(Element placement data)
[start]

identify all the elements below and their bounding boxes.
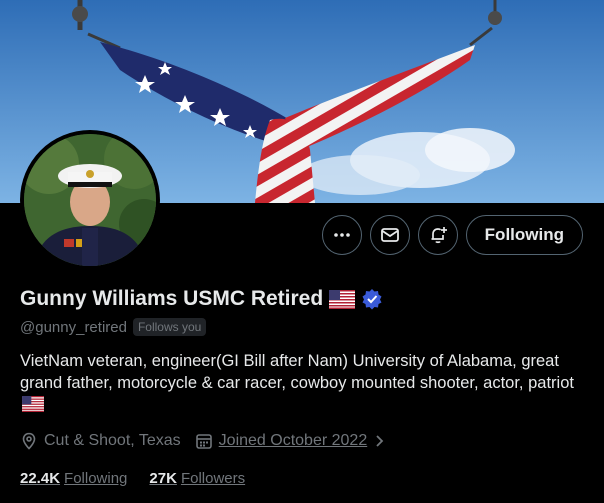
bio-text: VietNam veteran, engineer(GI Bill after … xyxy=(20,352,574,392)
display-name: Gunny Williams USMC Retired xyxy=(20,287,324,310)
verified-badge-icon[interactable] xyxy=(361,288,383,310)
profile-bio: VietNam veteran, engineer(GI Bill after … xyxy=(20,350,590,416)
profile-actions: Following xyxy=(321,215,583,255)
joined-date-link[interactable]: Joined October 2022 xyxy=(219,432,368,450)
message-icon xyxy=(380,228,399,242)
following-button[interactable]: Following xyxy=(465,215,583,255)
notifications-button[interactable] xyxy=(417,215,458,255)
followers-label: Followers xyxy=(180,470,246,487)
handle-row: @gunny_retired Follows you xyxy=(20,318,207,336)
avatar-photo xyxy=(24,134,156,266)
bell-plus-icon xyxy=(431,227,447,244)
chevron-right-icon xyxy=(376,435,384,447)
calendar-icon xyxy=(195,434,212,449)
message-button[interactable] xyxy=(369,215,410,255)
us-flag-icon xyxy=(329,289,356,309)
location-item: Cut & Shoot, Texas xyxy=(20,432,181,450)
following-count-link[interactable]: 22.4K Following xyxy=(20,470,127,487)
profile-handle: @gunny_retired xyxy=(20,318,127,336)
profile-meta: Cut & Shoot, Texas Joined October 2022 xyxy=(20,432,387,450)
profile-avatar[interactable] xyxy=(20,130,160,270)
followers-count: 27K xyxy=(149,470,177,487)
more-button[interactable] xyxy=(321,215,362,255)
profile-name-row: Gunny Williams USMC Retired xyxy=(20,287,383,311)
profile-stats: 22.4K Following 27K Followers xyxy=(20,470,245,487)
more-icon xyxy=(333,233,350,237)
location-text: Cut & Shoot, Texas xyxy=(44,432,181,449)
us-flag-icon xyxy=(22,396,44,412)
following-label: Following xyxy=(64,470,128,487)
joined-item[interactable]: Joined October 2022 xyxy=(195,432,388,450)
following-count: 22.4K xyxy=(20,470,61,487)
location-pin-icon xyxy=(22,432,36,450)
followers-count-link[interactable]: 27K Followers xyxy=(149,470,245,487)
follows-you-badge: Follows you xyxy=(132,318,207,336)
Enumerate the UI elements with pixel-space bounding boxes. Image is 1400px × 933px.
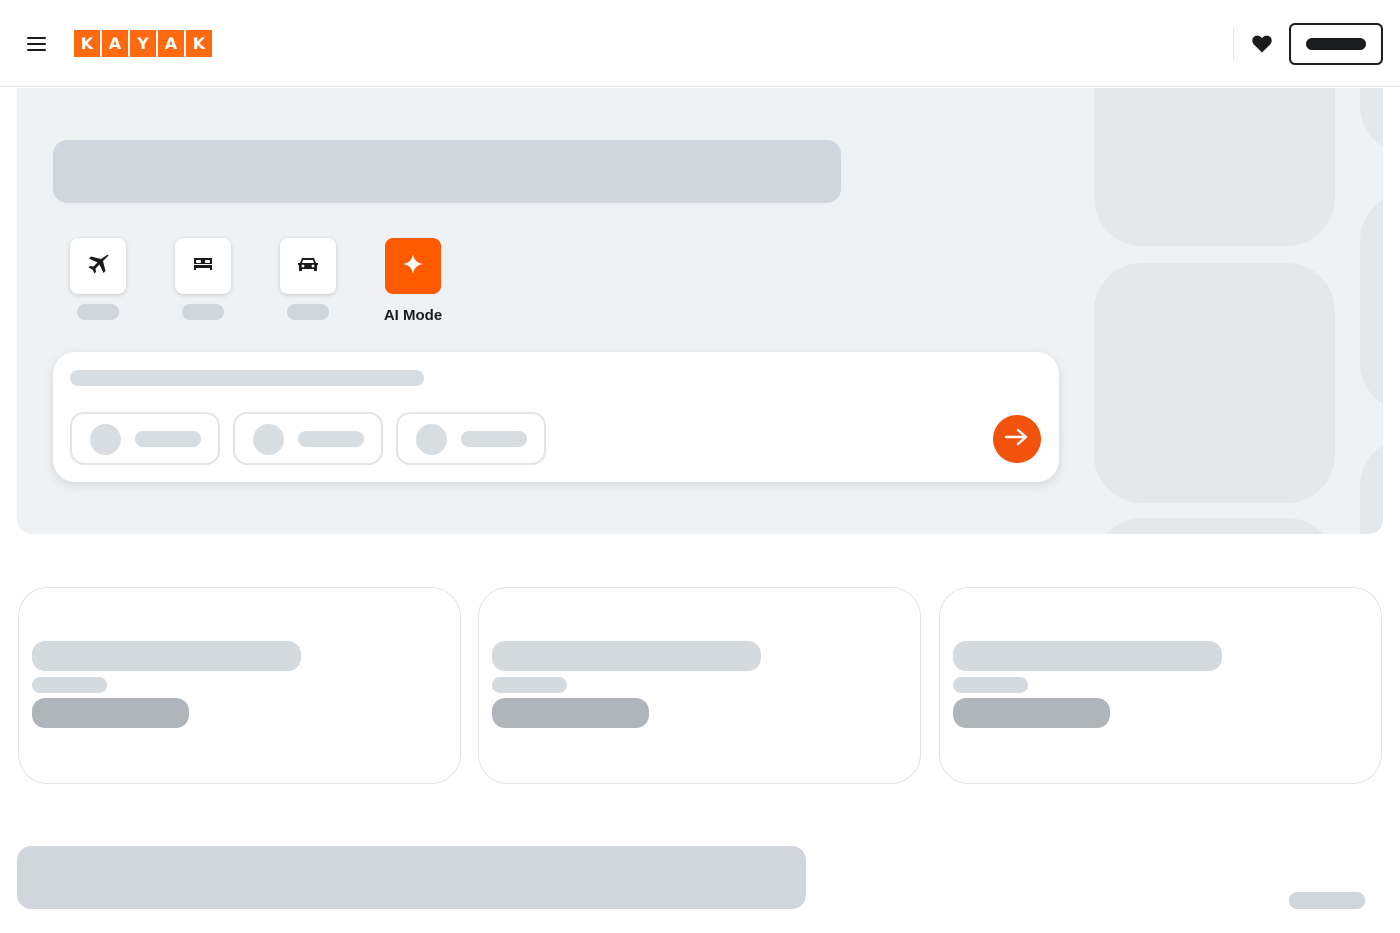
card-action-placeholder [953, 698, 1110, 728]
content-card[interactable] [478, 587, 921, 784]
top-header: K A Y A K [0, 0, 1400, 87]
arrow-right-icon [1004, 427, 1030, 452]
kayak-logo[interactable]: K A Y A K [74, 30, 212, 57]
card-title-placeholder [953, 641, 1222, 671]
content-card[interactable] [18, 587, 461, 784]
card-title-placeholder [492, 641, 761, 671]
header-divider [1233, 28, 1234, 60]
heart-icon[interactable] [1248, 30, 1276, 58]
search-form [53, 352, 1059, 482]
logo-letter: A [102, 30, 128, 57]
content-card[interactable] [939, 587, 1382, 784]
search-chip[interactable] [396, 412, 546, 465]
card-subtitle-placeholder [953, 677, 1028, 693]
search-chip[interactable] [233, 412, 383, 465]
sparkle-icon [402, 253, 424, 280]
vertical-tab-ai-mode[interactable]: AI Mode [384, 238, 442, 324]
logo-letter: Y [130, 30, 156, 57]
card-action-placeholder [32, 698, 189, 728]
search-chip[interactable] [70, 412, 220, 465]
vertical-label-placeholder [287, 304, 329, 320]
card-title-placeholder [32, 641, 301, 671]
hero-decor-shape [1360, 193, 1383, 411]
vertical-tab-stays[interactable] [175, 238, 231, 320]
logo-letter: K [186, 30, 212, 57]
logo-letter: A [158, 30, 184, 57]
logo-letter: K [74, 30, 100, 57]
vertical-tile[interactable] [175, 238, 231, 294]
vertical-tile[interactable] [385, 238, 441, 294]
hero-decor-shape [1360, 88, 1383, 154]
chip-label-placeholder [461, 431, 527, 447]
search-heading-placeholder [70, 370, 424, 386]
chip-label-placeholder [135, 431, 201, 447]
section-link-placeholder[interactable] [1289, 892, 1365, 909]
hero-decor-shape [1094, 518, 1335, 534]
card-action-placeholder [492, 698, 649, 728]
bed-icon [191, 252, 215, 281]
hamburger-menu-icon[interactable] [24, 32, 50, 56]
section-heading-placeholder [17, 846, 806, 909]
sign-in-label-placeholder [1306, 38, 1366, 50]
hero-decor-shape [1094, 88, 1335, 246]
chip-icon-placeholder [416, 424, 447, 455]
chip-label-placeholder [298, 431, 364, 447]
hero-decor-shape [1094, 263, 1335, 503]
card-subtitle-placeholder [492, 677, 567, 693]
vertical-label-placeholder [182, 304, 224, 320]
chip-icon-placeholder [90, 424, 121, 455]
card-subtitle-placeholder [32, 677, 107, 693]
vertical-tab-cars[interactable] [280, 238, 336, 320]
hero-section: AI Mode [17, 88, 1383, 534]
vertical-tile[interactable] [280, 238, 336, 294]
ai-mode-label: AI Mode [383, 307, 443, 324]
airplane-icon [86, 252, 110, 281]
vertical-label-placeholder [77, 304, 119, 320]
hero-decor-shape [1360, 438, 1383, 534]
sign-in-button[interactable] [1289, 23, 1383, 65]
search-submit-button[interactable] [993, 415, 1041, 463]
vertical-tile[interactable] [70, 238, 126, 294]
vertical-tab-flights[interactable] [70, 238, 126, 320]
hero-title-placeholder [53, 140, 841, 203]
car-icon [296, 252, 320, 281]
chip-icon-placeholder [253, 424, 284, 455]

[end]

Retype every line of the records above character for character, omitting the pictures.

identify all the elements below and their bounding boxes.
bio-text: VietNam veteran, engineer(GI Bill after … xyxy=(20,352,574,392)
display-name: Gunny Williams USMC Retired xyxy=(20,287,324,310)
verified-badge-icon[interactable] xyxy=(361,288,383,310)
profile-bio: VietNam veteran, engineer(GI Bill after … xyxy=(20,350,590,416)
profile-actions: Following xyxy=(321,215,583,255)
joined-date-link[interactable]: Joined October 2022 xyxy=(219,432,368,450)
message-icon xyxy=(380,228,399,242)
following-button[interactable]: Following xyxy=(465,215,583,255)
notifications-button[interactable] xyxy=(417,215,458,255)
followers-label: Followers xyxy=(180,470,246,487)
handle-row: @gunny_retired Follows you xyxy=(20,318,207,336)
avatar-photo xyxy=(24,134,156,266)
bell-plus-icon xyxy=(431,227,447,244)
chevron-right-icon xyxy=(376,435,384,447)
calendar-icon xyxy=(195,434,212,449)
message-button[interactable] xyxy=(369,215,410,255)
us-flag-icon xyxy=(329,289,356,309)
location-item: Cut & Shoot, Texas xyxy=(20,432,181,450)
following-count-link[interactable]: 22.4K Following xyxy=(20,470,127,487)
profile-handle: @gunny_retired xyxy=(20,318,127,336)
profile-meta: Cut & Shoot, Texas Joined October 2022 xyxy=(20,432,387,450)
profile-avatar[interactable] xyxy=(20,130,160,270)
followers-count: 27K xyxy=(149,470,177,487)
more-button[interactable] xyxy=(321,215,362,255)
profile-name-row: Gunny Williams USMC Retired xyxy=(20,287,383,311)
profile-stats: 22.4K Following 27K Followers xyxy=(20,470,245,487)
more-icon xyxy=(333,233,350,237)
location-text: Cut & Shoot, Texas xyxy=(44,432,181,449)
us-flag-icon xyxy=(22,396,44,412)
following-label: Following xyxy=(64,470,128,487)
joined-item[interactable]: Joined October 2022 xyxy=(195,432,388,450)
following-count: 22.4K xyxy=(20,470,61,487)
location-pin-icon xyxy=(22,432,36,450)
followers-count-link[interactable]: 27K Followers xyxy=(149,470,245,487)
follows-you-badge: Follows you xyxy=(132,318,207,336)
Enumerate the UI elements with pixel-space bounding boxes. Image is 1400px × 933px.
card-action-placeholder [953, 698, 1110, 728]
content-card[interactable] [478, 587, 921, 784]
top-header: K A Y A K [0, 0, 1400, 87]
arrow-right-icon [1004, 427, 1030, 452]
kayak-logo[interactable]: K A Y A K [74, 30, 212, 57]
card-title-placeholder [953, 641, 1222, 671]
content-card[interactable] [18, 587, 461, 784]
card-title-placeholder [492, 641, 761, 671]
header-divider [1233, 28, 1234, 60]
heart-icon[interactable] [1248, 30, 1276, 58]
search-form [53, 352, 1059, 482]
logo-letter: A [102, 30, 128, 57]
content-card[interactable] [939, 587, 1382, 784]
search-chip[interactable] [396, 412, 546, 465]
card-subtitle-placeholder [953, 677, 1028, 693]
search-chip[interactable] [233, 412, 383, 465]
sparkle-icon [402, 253, 424, 280]
vertical-tab-ai-mode[interactable]: AI Mode [384, 238, 442, 324]
logo-letter: Y [130, 30, 156, 57]
card-action-placeholder [32, 698, 189, 728]
search-chip[interactable] [70, 412, 220, 465]
vertical-label-placeholder [287, 304, 329, 320]
card-title-placeholder [32, 641, 301, 671]
hero-decor-shape [1360, 193, 1383, 411]
vertical-tab-stays[interactable] [175, 238, 231, 320]
logo-letter: K [186, 30, 212, 57]
logo-letter: A [158, 30, 184, 57]
logo-letter: K [74, 30, 100, 57]
vertical-tile[interactable] [175, 238, 231, 294]
vertical-tile[interactable] [385, 238, 441, 294]
hero-decor-shape [1360, 88, 1383, 154]
chip-label-placeholder [461, 431, 527, 447]
search-heading-placeholder [70, 370, 424, 386]
chip-label-placeholder [135, 431, 201, 447]
section-link-placeholder[interactable] [1289, 892, 1365, 909]
hero-decor-shape [1094, 518, 1335, 534]
card-action-placeholder [492, 698, 649, 728]
bed-icon [191, 252, 215, 281]
hamburger-menu-icon[interactable] [24, 32, 50, 56]
section-heading-placeholder [17, 846, 806, 909]
sign-in-label-placeholder [1306, 38, 1366, 50]
hero-decor-shape [1094, 88, 1335, 246]
chip-icon-placeholder [416, 424, 447, 455]
chip-label-placeholder [298, 431, 364, 447]
hero-decor-shape [1094, 263, 1335, 503]
card-subtitle-placeholder [492, 677, 567, 693]
vertical-label-placeholder [182, 304, 224, 320]
chip-icon-placeholder [90, 424, 121, 455]
card-subtitle-placeholder [32, 677, 107, 693]
vertical-tab-cars[interactable] [280, 238, 336, 320]
hero-section: AI Mode [17, 88, 1383, 534]
vertical-tile[interactable] [280, 238, 336, 294]
ai-mode-label: AI Mode [383, 307, 443, 324]
airplane-icon [86, 252, 110, 281]
vertical-label-placeholder [77, 304, 119, 320]
hero-decor-shape [1360, 438, 1383, 534]
sign-in-button[interactable] [1289, 23, 1383, 65]
search-submit-button[interactable] [993, 415, 1041, 463]
vertical-tile[interactable] [70, 238, 126, 294]
vertical-tab-flights[interactable] [70, 238, 126, 320]
hero-title-placeholder [53, 140, 841, 203]
car-icon [296, 252, 320, 281]
chip-icon-placeholder [253, 424, 284, 455]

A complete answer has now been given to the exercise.